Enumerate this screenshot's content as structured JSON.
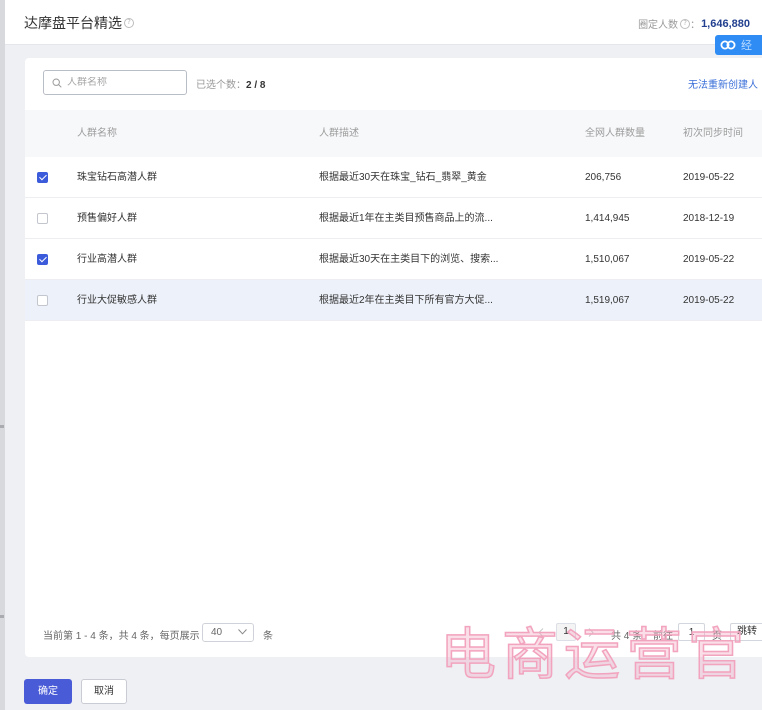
{
  "colors": {
    "primary": "#4a5bd8",
    "checkbox_checked": "#3b5bdb",
    "link": "#3a6fd8",
    "badge": "#2f8cf4",
    "audience_value": "#22408f",
    "row_hover": "#edf1f9",
    "watermark": "#f2a3bd"
  },
  "dialog": {
    "title": "达摩盘平台精选",
    "audience_label": "圈定人数",
    "audience_sep": "：",
    "audience_value": "1,646,880",
    "badge_icon": "cloud-link-icon",
    "badge_text": "经"
  },
  "toolbar": {
    "search_icon": "search-icon",
    "search_placeholder": "人群名称",
    "picked_label": "已选个数：",
    "picked_value": "2 / 8",
    "link_text": "无法重新创建人"
  },
  "table": {
    "columns": {
      "name": "人群名称",
      "desc": "人群描述",
      "count": "全网人群数量",
      "date": "初次同步时间"
    },
    "rows": [
      {
        "checked": true,
        "name": "珠宝钻石高潜人群",
        "desc": "根据最近30天在珠宝_钻石_翡翠_黄金",
        "count": "206,756",
        "date": "2019-05-22"
      },
      {
        "checked": false,
        "name": "预售偏好人群",
        "desc": "根据最近1年在主类目预售商品上的流...",
        "count": "1,414,945",
        "date": "2018-12-19"
      },
      {
        "checked": true,
        "name": "行业高潜人群",
        "desc": "根据最近30天在主类目下的浏览、搜索...",
        "count": "1,510,067",
        "date": "2019-05-22"
      },
      {
        "checked": false,
        "name": "行业大促敏感人群",
        "desc": "根据最近2年在主类目下所有官方大促...",
        "count": "1,519,067",
        "date": "2019-05-22"
      }
    ]
  },
  "pagination": {
    "summary": "当前第 1 - 4 条，共 4 条，每页展示",
    "page_size": "40",
    "page_size_unit": "条",
    "current_page": "1",
    "total": "共 4 条",
    "goto_label": "前往",
    "goto_value": "1",
    "page_unit": "页",
    "jump_label": "跳转"
  },
  "actions": {
    "confirm": "确定",
    "cancel": "取消"
  },
  "watermark": "电商运营官"
}
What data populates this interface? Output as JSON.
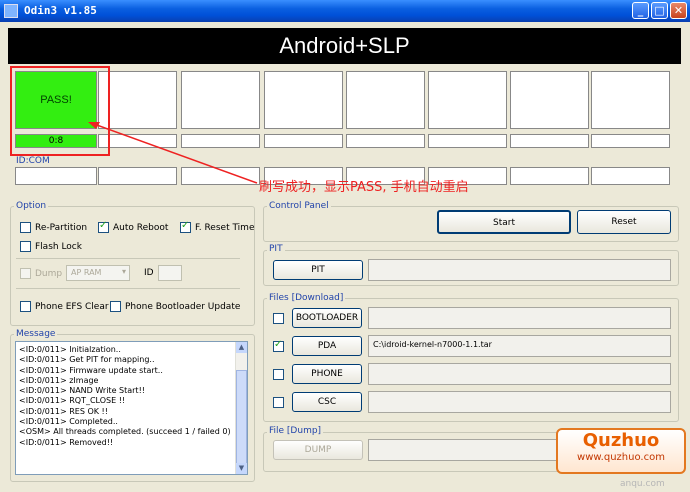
{
  "window": {
    "title": "Odin3 v1.85",
    "minimize": "_",
    "maximize": "□",
    "close": "✕"
  },
  "banner": {
    "text": "Android+SLP"
  },
  "slots": [
    {
      "status": "PASS!",
      "progress": "0:8"
    },
    {
      "status": "",
      "progress": ""
    },
    {
      "status": "",
      "progress": ""
    },
    {
      "status": "",
      "progress": ""
    },
    {
      "status": "",
      "progress": ""
    },
    {
      "status": "",
      "progress": ""
    },
    {
      "status": "",
      "progress": ""
    },
    {
      "status": "",
      "progress": ""
    }
  ],
  "idcom": {
    "label": "ID:COM"
  },
  "annotation": {
    "text": "刷写成功，显示PASS, 手机自动重启"
  },
  "option": {
    "label": "Option",
    "re_partition": "Re-Partition",
    "auto_reboot": "Auto Reboot",
    "f_reset_time": "F. Reset Time",
    "flash_lock": "Flash Lock",
    "dump": "Dump",
    "dump_select": "AP RAM",
    "id": "ID",
    "phone_efs_clear": "Phone EFS Clear",
    "phone_bootloader_update": "Phone Bootloader Update"
  },
  "message": {
    "label": "Message",
    "lines": "<ID:0/011> Initialzation..\n<ID:0/011> Get PIT for mapping..\n<ID:0/011> Firmware update start..\n<ID:0/011> zImage\n<ID:0/011> NAND Write Start!!\n<ID:0/011> RQT_CLOSE !!\n<ID:0/011> RES OK !!\n<ID:0/011> Completed..\n<OSM> All threads completed. (succeed 1 / failed 0)\n<ID:0/011> Removed!!"
  },
  "control": {
    "label": "Control Panel",
    "start": "Start",
    "reset": "Reset"
  },
  "pit": {
    "label": "PIT",
    "button": "PIT"
  },
  "files": {
    "label": "Files [Download]",
    "bootloader": "BOOTLOADER",
    "pda": "PDA",
    "pda_path": "C:\\idroid-kernel-n7000-1.1.tar",
    "phone": "PHONE",
    "csc": "CSC"
  },
  "dumpfile": {
    "label": "File [Dump]",
    "button": "DUMP"
  },
  "watermark": {
    "brand": "Quzhuo",
    "url": "www.quzhuo.com",
    "sub": "anqu.com"
  },
  "colors": {
    "pass": "#33ee11",
    "annotation": "#ee2222",
    "titlebar": "#0a5fe0"
  }
}
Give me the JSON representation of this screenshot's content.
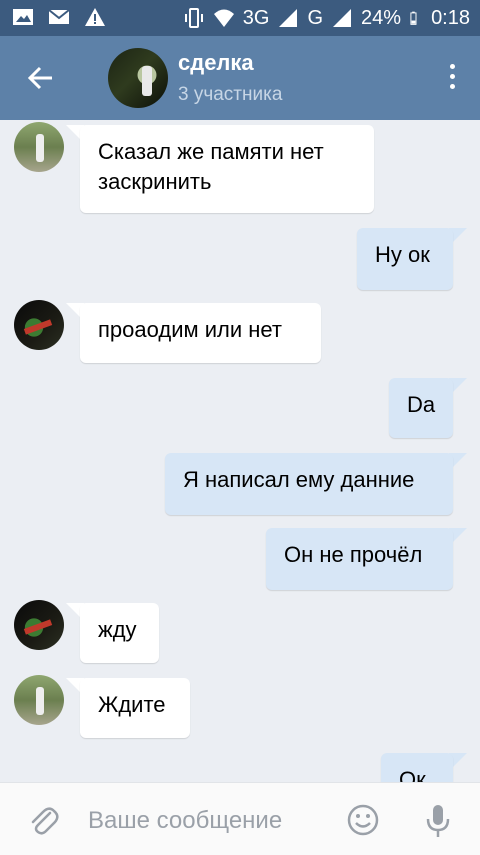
{
  "status_bar": {
    "icons_left": [
      "image-icon",
      "mail-icon",
      "warning-icon"
    ],
    "network": "3G",
    "network2": "G",
    "battery": "24%",
    "time": "0:18"
  },
  "header": {
    "title": "сделка",
    "subtitle": "3 участника",
    "back_icon": "arrow-left-icon",
    "menu_icon": "more-vert-icon"
  },
  "messages": [
    {
      "dir": "in",
      "avatar": "a1",
      "lines": [
        "Сказал же памяти нет",
        "заскринить"
      ]
    },
    {
      "dir": "out",
      "lines": [
        "Ну ок"
      ]
    },
    {
      "dir": "in",
      "avatar": "a2",
      "lines": [
        "проаодим или нет"
      ]
    },
    {
      "dir": "out",
      "lines": [
        "Da"
      ]
    },
    {
      "dir": "out",
      "lines": [
        "Я написал ему данние"
      ]
    },
    {
      "dir": "out",
      "lines": [
        "Он не прочёл"
      ]
    },
    {
      "dir": "in",
      "avatar": "a2",
      "lines": [
        "жду"
      ]
    },
    {
      "dir": "in",
      "avatar": "a1",
      "lines": [
        "Ждите"
      ]
    },
    {
      "dir": "out",
      "lines": [
        "Ок"
      ]
    }
  ],
  "composer": {
    "placeholder": "Ваше сообщение",
    "attach_icon": "paperclip-icon",
    "emoji_icon": "smile-icon",
    "mic_icon": "microphone-icon"
  },
  "colors": {
    "header": "#5d81a8",
    "status_bar": "#3c5b7f",
    "background": "#ebeef3",
    "incoming": "#ffffff",
    "outgoing": "#d7e6f6"
  }
}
━━━━━━━━
**Task directions:** Retype the listing exactly. Pictures do not belong in the copy.

**The solution:**
Enumerate this screenshot's content as structured JSON.
{
  "colors": {
    "primary": "#4a5bd8",
    "checkbox_checked": "#3b5bdb",
    "link": "#3a6fd8",
    "badge": "#2f8cf4",
    "audience_value": "#22408f",
    "row_hover": "#edf1f9",
    "watermark": "#f2a3bd"
  },
  "dialog": {
    "title": "达摩盘平台精选",
    "audience_label": "圈定人数",
    "audience_sep": "：",
    "audience_value": "1,646,880",
    "badge_icon": "cloud-link-icon",
    "badge_text": "经"
  },
  "toolbar": {
    "search_icon": "search-icon",
    "search_placeholder": "人群名称",
    "picked_label": "已选个数：",
    "picked_value": "2 / 8",
    "link_text": "无法重新创建人"
  },
  "table": {
    "columns": {
      "name": "人群名称",
      "desc": "人群描述",
      "count": "全网人群数量",
      "date": "初次同步时间"
    },
    "rows": [
      {
        "checked": true,
        "name": "珠宝钻石高潜人群",
        "desc": "根据最近30天在珠宝_钻石_翡翠_黄金",
        "count": "206,756",
        "date": "2019-05-22"
      },
      {
        "checked": false,
        "name": "预售偏好人群",
        "desc": "根据最近1年在主类目预售商品上的流...",
        "count": "1,414,945",
        "date": "2018-12-19"
      },
      {
        "checked": true,
        "name": "行业高潜人群",
        "desc": "根据最近30天在主类目下的浏览、搜索...",
        "count": "1,510,067",
        "date": "2019-05-22"
      },
      {
        "checked": false,
        "name": "行业大促敏感人群",
        "desc": "根据最近2年在主类目下所有官方大促...",
        "count": "1,519,067",
        "date": "2019-05-22"
      }
    ]
  },
  "pagination": {
    "summary": "当前第 1 - 4 条，共 4 条，每页展示",
    "page_size": "40",
    "page_size_unit": "条",
    "current_page": "1",
    "total": "共 4 条",
    "goto_label": "前往",
    "goto_value": "1",
    "page_unit": "页",
    "jump_label": "跳转"
  },
  "actions": {
    "confirm": "确定",
    "cancel": "取消"
  },
  "watermark": "电商运营官"
}
What data populates this interface? Output as JSON.
{
  "window": {
    "title": "Odin3 v1.85",
    "minimize": "_",
    "maximize": "□",
    "close": "✕"
  },
  "banner": {
    "text": "Android+SLP"
  },
  "slots": [
    {
      "status": "PASS!",
      "progress": "0:8"
    },
    {
      "status": "",
      "progress": ""
    },
    {
      "status": "",
      "progress": ""
    },
    {
      "status": "",
      "progress": ""
    },
    {
      "status": "",
      "progress": ""
    },
    {
      "status": "",
      "progress": ""
    },
    {
      "status": "",
      "progress": ""
    },
    {
      "status": "",
      "progress": ""
    }
  ],
  "idcom": {
    "label": "ID:COM"
  },
  "annotation": {
    "text": "刷写成功，显示PASS, 手机自动重启"
  },
  "option": {
    "label": "Option",
    "re_partition": "Re-Partition",
    "auto_reboot": "Auto Reboot",
    "f_reset_time": "F. Reset Time",
    "flash_lock": "Flash Lock",
    "dump": "Dump",
    "dump_select": "AP RAM",
    "id": "ID",
    "phone_efs_clear": "Phone EFS Clear",
    "phone_bootloader_update": "Phone Bootloader Update"
  },
  "message": {
    "label": "Message",
    "lines": "<ID:0/011> Initialzation..\n<ID:0/011> Get PIT for mapping..\n<ID:0/011> Firmware update start..\n<ID:0/011> zImage\n<ID:0/011> NAND Write Start!!\n<ID:0/011> RQT_CLOSE !!\n<ID:0/011> RES OK !!\n<ID:0/011> Completed..\n<OSM> All threads completed. (succeed 1 / failed 0)\n<ID:0/011> Removed!!"
  },
  "control": {
    "label": "Control Panel",
    "start": "Start",
    "reset": "Reset"
  },
  "pit": {
    "label": "PIT",
    "button": "PIT"
  },
  "files": {
    "label": "Files [Download]",
    "bootloader": "BOOTLOADER",
    "pda": "PDA",
    "pda_path": "C:\\idroid-kernel-n7000-1.1.tar",
    "phone": "PHONE",
    "csc": "CSC"
  },
  "dumpfile": {
    "label": "File [Dump]",
    "button": "DUMP"
  },
  "watermark": {
    "brand": "Quzhuo",
    "url": "www.quzhuo.com",
    "sub": "anqu.com"
  },
  "colors": {
    "pass": "#33ee11",
    "annotation": "#ee2222",
    "titlebar": "#0a5fe0"
  }
}
Give me the JSON representation of this screenshot's content.
{
  "status_bar": {
    "icons_left": [
      "image-icon",
      "mail-icon",
      "warning-icon"
    ],
    "network": "3G",
    "network2": "G",
    "battery": "24%",
    "time": "0:18"
  },
  "header": {
    "title": "сделка",
    "subtitle": "3 участника",
    "back_icon": "arrow-left-icon",
    "menu_icon": "more-vert-icon"
  },
  "messages": [
    {
      "dir": "in",
      "avatar": "a1",
      "lines": [
        "Сказал же памяти нет",
        "заскринить"
      ]
    },
    {
      "dir": "out",
      "lines": [
        "Ну ок"
      ]
    },
    {
      "dir": "in",
      "avatar": "a2",
      "lines": [
        "проаодим или нет"
      ]
    },
    {
      "dir": "out",
      "lines": [
        "Da"
      ]
    },
    {
      "dir": "out",
      "lines": [
        "Я написал ему данние"
      ]
    },
    {
      "dir": "out",
      "lines": [
        "Он не прочёл"
      ]
    },
    {
      "dir": "in",
      "avatar": "a2",
      "lines": [
        "жду"
      ]
    },
    {
      "dir": "in",
      "avatar": "a1",
      "lines": [
        "Ждите"
      ]
    },
    {
      "dir": "out",
      "lines": [
        "Ок"
      ]
    }
  ],
  "composer": {
    "placeholder": "Ваше сообщение",
    "attach_icon": "paperclip-icon",
    "emoji_icon": "smile-icon",
    "mic_icon": "microphone-icon"
  },
  "colors": {
    "header": "#5d81a8",
    "status_bar": "#3c5b7f",
    "background": "#ebeef3",
    "incoming": "#ffffff",
    "outgoing": "#d7e6f6"
  }
}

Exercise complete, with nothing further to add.